>> begin Document

# CreateTrainingRandomSample #

**Author: ** Andrew Larkin <br>
**Date Created: ** October 21st, 2019 <br>
**Organization:** Oregon State University, College of Public Health and Human Sciences


**Summary** <br>
Our initial training dataset sampling plan was based on a 50m sampling grid of Google Street View (GSV) imagery across all urban areas in Washington.  However, the number of images was greater than expected (~3 million).  To reduce the number of images in our training dataset, we decided to use a two-step sampling approach.  

1) The number of images sampled from each urban area is proportional to the number of Twin Registry participants living within the urban area (5km buffer).  
2) Images will be sampled to maximize the uniform intra-urban distribution of features across the training sample for each urban area in Washington.

This script performs the methodology to execute step 1.  From the grid sampling dataset, the number of target images for each urban area is calculated.  For each urban area, a random sample 100x the sample of the target number of images is then taken from the 50m grid of GSV images.

### import required libraries ###

In [None]:
import pandas as ps
import numpy as np
import globalConstants as gConst
import os

### define global constants ###

In [14]:
PARENT_FOLDER = gConst.PARENT_FOLDER
INPUT_FILE = PARENT_FOLDER + "Twin_Address_Training_Subset_10_17_19_reduced.csv"

>> end Document
>> begin Records provided

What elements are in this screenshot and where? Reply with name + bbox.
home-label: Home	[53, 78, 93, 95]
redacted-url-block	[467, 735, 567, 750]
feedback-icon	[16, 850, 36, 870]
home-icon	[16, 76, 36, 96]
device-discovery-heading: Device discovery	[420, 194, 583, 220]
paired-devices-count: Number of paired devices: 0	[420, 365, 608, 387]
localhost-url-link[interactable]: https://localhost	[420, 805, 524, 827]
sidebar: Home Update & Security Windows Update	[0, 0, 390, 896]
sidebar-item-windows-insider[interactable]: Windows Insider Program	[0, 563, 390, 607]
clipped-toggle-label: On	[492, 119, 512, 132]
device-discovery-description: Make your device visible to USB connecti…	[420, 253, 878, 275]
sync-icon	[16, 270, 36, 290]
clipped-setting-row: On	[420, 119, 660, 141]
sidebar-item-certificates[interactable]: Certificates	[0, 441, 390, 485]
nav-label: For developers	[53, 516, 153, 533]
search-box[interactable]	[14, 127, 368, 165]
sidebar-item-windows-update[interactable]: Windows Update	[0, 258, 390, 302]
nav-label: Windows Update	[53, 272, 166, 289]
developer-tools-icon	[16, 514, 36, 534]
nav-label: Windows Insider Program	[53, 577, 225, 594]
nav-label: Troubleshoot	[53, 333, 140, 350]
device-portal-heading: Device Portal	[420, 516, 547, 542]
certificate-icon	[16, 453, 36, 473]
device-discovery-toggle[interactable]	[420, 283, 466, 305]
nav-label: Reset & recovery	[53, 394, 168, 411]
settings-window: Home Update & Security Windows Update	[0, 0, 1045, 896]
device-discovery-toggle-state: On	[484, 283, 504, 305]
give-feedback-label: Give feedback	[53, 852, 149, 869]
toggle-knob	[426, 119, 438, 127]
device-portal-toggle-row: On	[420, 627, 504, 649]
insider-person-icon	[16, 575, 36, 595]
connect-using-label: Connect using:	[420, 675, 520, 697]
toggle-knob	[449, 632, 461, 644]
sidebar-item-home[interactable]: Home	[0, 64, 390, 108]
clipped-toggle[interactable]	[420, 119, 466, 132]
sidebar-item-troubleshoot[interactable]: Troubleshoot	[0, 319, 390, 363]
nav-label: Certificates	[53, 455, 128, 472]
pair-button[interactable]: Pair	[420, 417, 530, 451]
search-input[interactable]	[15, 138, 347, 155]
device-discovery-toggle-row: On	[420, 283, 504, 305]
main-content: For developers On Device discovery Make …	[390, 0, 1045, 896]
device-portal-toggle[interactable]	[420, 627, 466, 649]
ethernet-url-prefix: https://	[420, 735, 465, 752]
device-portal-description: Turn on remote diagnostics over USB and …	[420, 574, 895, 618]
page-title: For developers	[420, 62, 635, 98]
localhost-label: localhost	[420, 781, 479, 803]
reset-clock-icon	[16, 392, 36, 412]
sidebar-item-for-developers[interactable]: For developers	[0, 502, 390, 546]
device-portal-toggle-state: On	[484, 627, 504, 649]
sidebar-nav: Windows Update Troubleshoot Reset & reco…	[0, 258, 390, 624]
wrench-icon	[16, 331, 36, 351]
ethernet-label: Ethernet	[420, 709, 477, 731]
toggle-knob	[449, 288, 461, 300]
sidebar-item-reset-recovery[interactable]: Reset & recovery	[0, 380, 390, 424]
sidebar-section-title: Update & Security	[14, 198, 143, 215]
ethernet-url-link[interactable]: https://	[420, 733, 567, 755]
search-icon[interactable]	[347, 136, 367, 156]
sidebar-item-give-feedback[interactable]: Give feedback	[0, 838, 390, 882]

>> end Records provided

Extend the CreateTrainingRandomSample notebook past its final line of code with the next part of its code and notes.

▸ **In response**
OUTPUT_FILE = PARENT_FOLDER + "Twin_Proportional_Training_Samples_10_17_19.csv"
COLUMN_NAMES = ['FID','UATYP10','n_twins','prop_twins','n_train','n_test','n_dev','n_download']
REGION_FILE = PARENT_FOLDER + "Twin_Proportional_Training_Samples_10_17_19.csv"
GSV_GRID = PARENT_FOLDER + "pointsToSampleInt_10_23_19.csv"
N_TRAIN = 1000
N_DEV = 100
N_TEST = 100

### load data ###

In [None]:
columnVals = [[] for i in range(len(COLUMN_NAMES))]
rawData = ps.read_csv(INPUT_FILE)
numSamples = len(rawData['FID'])
uniqueFIDs = list(set(rawData['FID']))
rawData.head()

### calculate the number of test, train, and dev images for each urban area ###

In [None]:
for uniqueFID in uniqueFIDs:
    subsetData = rawData.loc[rawData['FID'] == uniqueFID]
    nSubsetRecords = len(subsetData['FID'])
    propRecords = nSubsetRecords/numSamples
    columnVals[COLUMN_NAMES.index('FID')].append(uniqueFID)
    columnVals[COLUMN_NAMES.index('UATYP10')].append(list(subsetData['UATYP10'])[0])
    columnVals[COLUMN_NAMES.index('n_twins')].append(nSubsetRecords)
    columnVals[COLUMN_NAMES.index('prop_twins')].append(propRecords)
    columnVals[COLUMN_NAMES.index('n_train')].append(propRecords*N_TRAIN)
    columnVals[COLUMN_NAMES.index('n_test')].append(propRecords*N_TEST)
    columnVals[COLUMN_NAMES.index('n_dev')].append(propRecords*N_DEV)
    columnVals[COLUMN_NAMES.index('n_download')].append(propRecords*100*(N_TRAIN+N_DEV+N_TEST))

### save urban area image stats to csv ###

In [None]:
df = ps.DataFrame({
    COLUMN_NAMES[0]:columnVals[0],
    COLUMN_NAMES[1]:columnVals[1],
    COLUMN_NAMES[2]:columnVals[2],
    COLUMN_NAMES[3]:columnVals[3],
    COLUMN_NAMES[4]:columnVals[4],
    COLUMN_NAMES[5]:columnVals[5],
    COLUMN_NAMES[6]:columnVals[6],
    COLUMN_NAMES[7]:columnVals[7]
        })
df.to_csv(OUTPUT_FILE,index=False)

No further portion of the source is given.